**Material for the task**

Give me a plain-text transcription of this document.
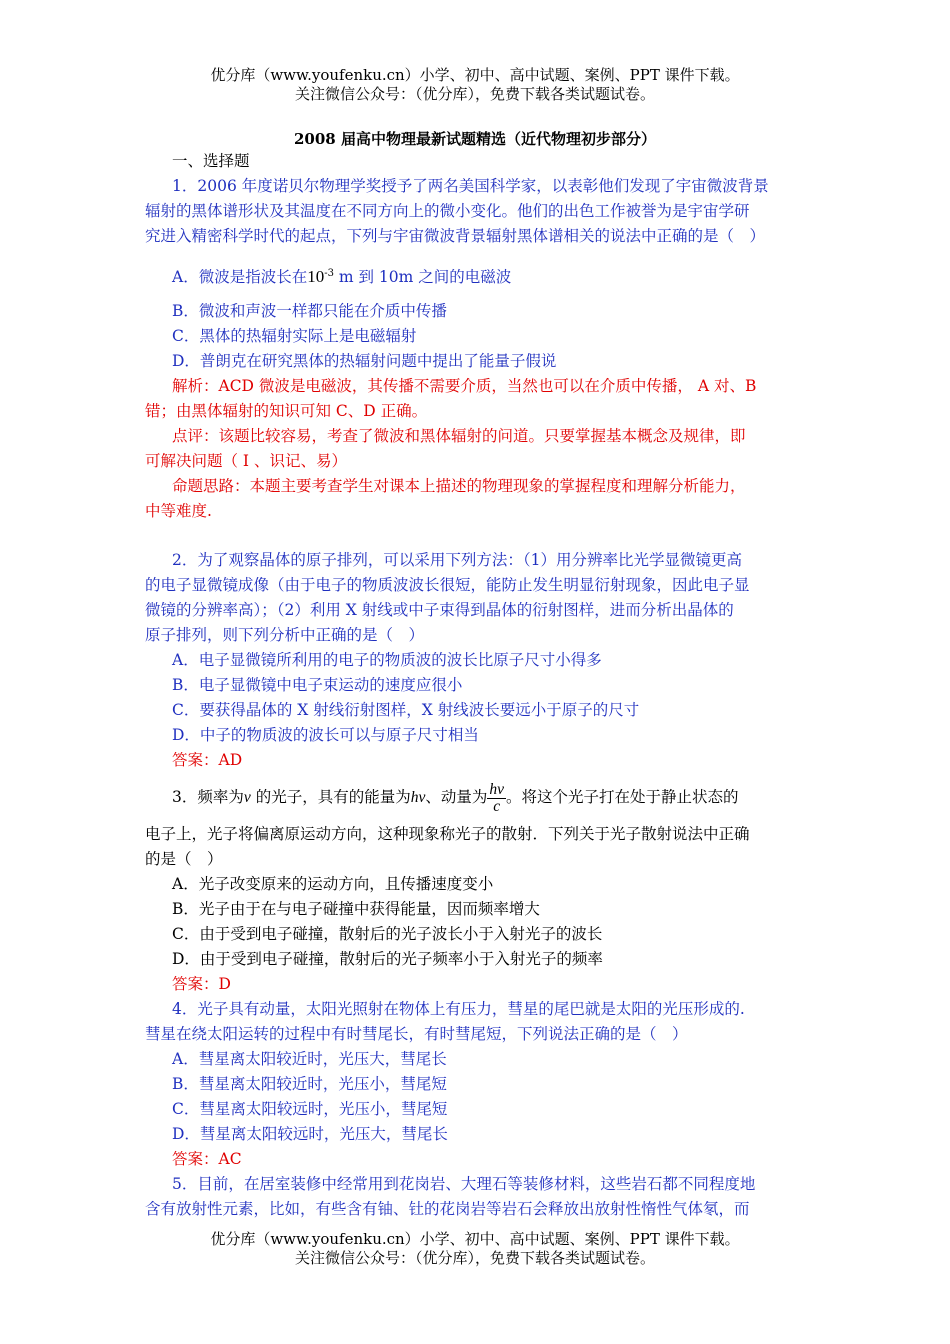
优分库（www.youfenku.cn）小学、初中、高中试题、案例、PPT 课件下载。
关注微信公众号：（优分库），免费下载各类试题试卷。
2008 届高中物理最新试题精选（近代物理初步部分）
一、选择题
1．2006 年度诺贝尔物理学奖授予了两名美国科学家，以表彰他们发现了宇宙微波背景
辐射的黑体谱形状及其温度在不同方向上的微小变化。他们的出色工作被誉为是宇宙学研
究进入精密科学时代的起点，下列与宇宙微波背景辐射黑体谱相关的说法中正确的是（　）
A．微波是指波长在$10^{-3}$ m 到 10m 之间的电磁波
B．微波和声波一样都只能在介质中传播
C．黑体的热辐射实际上是电磁辐射
D．普朗克在研究黑体的热辐射问题中提出了能量子假说
解析：ACD 微波是电磁波，其传播不需要介质，当然也可以在介质中传播， A 对、B
错；由黑体辐射的知识可知 C、D 正确。
点评：该题比较容易，考查了微波和黑体辐射的问道。只要掌握基本概念及规律，即
可解决问题（ Ⅰ 、识记、易）
命题思路：本题主要考查学生对课本上描述的物理现象的掌握程度和理解分析能力，
中等难度.
2．为了观察晶体的原子排列，可以采用下列方法：（1）用分辨率比光学显微镜更高
的电子显微镜成像（由于电子的物质波波长很短，能防止发生明显衍射现象，因此电子显
微镜的分辨率高）；（2）利用 X 射线或中子束得到晶体的衍射图样，进而分析出晶体的
原子排列，则下列分析中正确的是（　）
A．电子显微镜所利用的电子的物质波的波长比原子尺寸小得多
B．电子显微镜中电子束运动的速度应很小
C．要获得晶体的 X 射线衍射图样，X 射线波长要远小于原子的尺寸
D．中子的物质波的波长可以与原子尺寸相当
答案：AD
3．频率为ν 的光子，具有的能量为hν、动量为 $\frac{h\nu}{c}$ 。将这个光子打在处于静止状态的
电子上，光子将偏离原运动方向，这种现象称光子的散射．下列关于光子散射说法中正确
的是（　）
A．光子改变原来的运动方向，且传播速度变小
B．光子由于在与电子碰撞中获得能量，因而频率增大
C．由于受到电子碰撞，散射后的光子波长小于入射光子的波长
D．由于受到电子碰撞，散射后的光子频率小于入射光子的频率
答案：D
4．光子具有动量，太阳光照射在物体上有压力，彗星的尾巴就是太阳的光压形成的.
彗星在绕太阳运转的过程中有时彗尾长，有时彗尾短，下列说法正确的是（　）
A．彗星离太阳较近时，光压大，彗尾长
B．彗星离太阳较近时，光压小，彗尾短
C．彗星离太阳较远时，光压小，彗尾短
D．彗星离太阳较远时，光压大，彗尾长
答案：AC
5．目前，在居室装修中经常用到花岗岩、大理石等装修材料，这些岩石都不同程度地
含有放射性元素，比如，有些含有铀、钍的花岗岩等岩石会释放出放射性惰性气体氡，而
优分库（www.youfenku.cn）小学、初中、高中试题、案例、PPT 课件下载。
关注微信公众号：（优分库），免费下载各类试题试卷。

**Task to carry out**
Quote the records in their entirety, keeping the wording exact and excluding pictures.

**Task output**
Give me a plain-text transcription of this document.
优分库（www.youfenku.cn）小学、初中、高中试题、案例、PPT 课件下载。
关注微信公众号：（优分库），免费下载各类试题试卷。
2008 届高中物理最新试题精选（近代物理初步部分）
一、选择题
1．2006 年度诺贝尔物理学奖授予了两名美国科学家，以表彰他们发现了宇宙微波背景
辐射的黑体谱形状及其温度在不同方向上的微小变化。他们的出色工作被誉为是宇宙学研
究进入精密科学时代的起点，下列与宇宙微波背景辐射黑体谱相关的说法中正确的是（　）
A．微波是指波长在$10^{-3}$ m 到 10m 之间的电磁波
B．微波和声波一样都只能在介质中传播
C．黑体的热辐射实际上是电磁辐射
D．普朗克在研究黑体的热辐射问题中提出了能量子假说
解析：ACD 微波是电磁波，其传播不需要介质，当然也可以在介质中传播， A 对、B
错；由黑体辐射的知识可知 C、D 正确。
点评：该题比较容易，考查了微波和黑体辐射的问道。只要掌握基本概念及规律，即
可解决问题（ Ⅰ 、识记、易）
命题思路：本题主要考查学生对课本上描述的物理现象的掌握程度和理解分析能力，
中等难度.
2．为了观察晶体的原子排列，可以采用下列方法：（1）用分辨率比光学显微镜更高
的电子显微镜成像（由于电子的物质波波长很短，能防止发生明显衍射现象，因此电子显
微镜的分辨率高）；（2）利用 X 射线或中子束得到晶体的衍射图样，进而分析出晶体的
原子排列，则下列分析中正确的是（　）
A．电子显微镜所利用的电子的物质波的波长比原子尺寸小得多
B．电子显微镜中电子束运动的速度应很小
C．要获得晶体的 X 射线衍射图样，X 射线波长要远小于原子的尺寸
D．中子的物质波的波长可以与原子尺寸相当
答案：AD
3．频率为ν 的光子，具有的能量为hν、动量为 $\frac{h\nu}{c}$ 。将这个光子打在处于静止状态的
电子上，光子将偏离原运动方向，这种现象称光子的散射．下列关于光子散射说法中正确
的是（　）
A．光子改变原来的运动方向，且传播速度变小
B．光子由于在与电子碰撞中获得能量，因而频率增大
C．由于受到电子碰撞，散射后的光子波长小于入射光子的波长
D．由于受到电子碰撞，散射后的光子频率小于入射光子的频率
答案：D
4．光子具有动量，太阳光照射在物体上有压力，彗星的尾巴就是太阳的光压形成的.
彗星在绕太阳运转的过程中有时彗尾长，有时彗尾短，下列说法正确的是（　）
A．彗星离太阳较近时，光压大，彗尾长
B．彗星离太阳较近时，光压小，彗尾短
C．彗星离太阳较远时，光压小，彗尾短
D．彗星离太阳较远时，光压大，彗尾长
答案：AC
5．目前，在居室装修中经常用到花岗岩、大理石等装修材料，这些岩石都不同程度地
含有放射性元素，比如，有些含有铀、钍的花岗岩等岩石会释放出放射性惰性气体氡，而
优分库（www.youfenku.cn）小学、初中、高中试题、案例、PPT 课件下载。
关注微信公众号：（优分库），免费下载各类试题试卷。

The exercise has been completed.